» Given records
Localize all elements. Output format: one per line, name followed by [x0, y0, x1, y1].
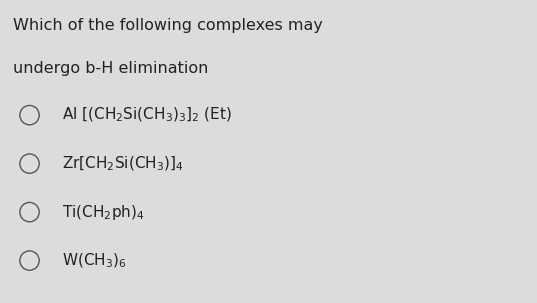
Text: Zr[CH$_2$Si(CH$_3$)]$_4$: Zr[CH$_2$Si(CH$_3$)]$_4$ — [62, 155, 184, 173]
Text: Ti(CH$_2$ph)$_4$: Ti(CH$_2$ph)$_4$ — [62, 203, 144, 221]
Text: Al [(CH$_2$Si(CH$_3$)$_3$]$_2$ (Et): Al [(CH$_2$Si(CH$_3$)$_3$]$_2$ (Et) — [62, 106, 232, 124]
Text: Which of the following complexes may: Which of the following complexes may — [13, 18, 323, 33]
Text: undergo b-H elimination: undergo b-H elimination — [13, 61, 209, 76]
Text: W(CH$_3$)$_6$: W(CH$_3$)$_6$ — [62, 251, 127, 270]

» Exercise aim
Reproduce the items above line for line, leaving out the picture.

» Written reply
Localize all elements. Output format: one per line, name followed by [x0, y0, x1, y1].
Text: Zr[CH$_2$Si(CH$_3$)]$_4$: Zr[CH$_2$Si(CH$_3$)]$_4$ — [62, 155, 184, 173]
Text: Ti(CH$_2$ph)$_4$: Ti(CH$_2$ph)$_4$ — [62, 203, 144, 221]
Text: Al [(CH$_2$Si(CH$_3$)$_3$]$_2$ (Et): Al [(CH$_2$Si(CH$_3$)$_3$]$_2$ (Et) — [62, 106, 232, 124]
Text: Which of the following complexes may: Which of the following complexes may — [13, 18, 323, 33]
Text: undergo b-H elimination: undergo b-H elimination — [13, 61, 209, 76]
Text: W(CH$_3$)$_6$: W(CH$_3$)$_6$ — [62, 251, 127, 270]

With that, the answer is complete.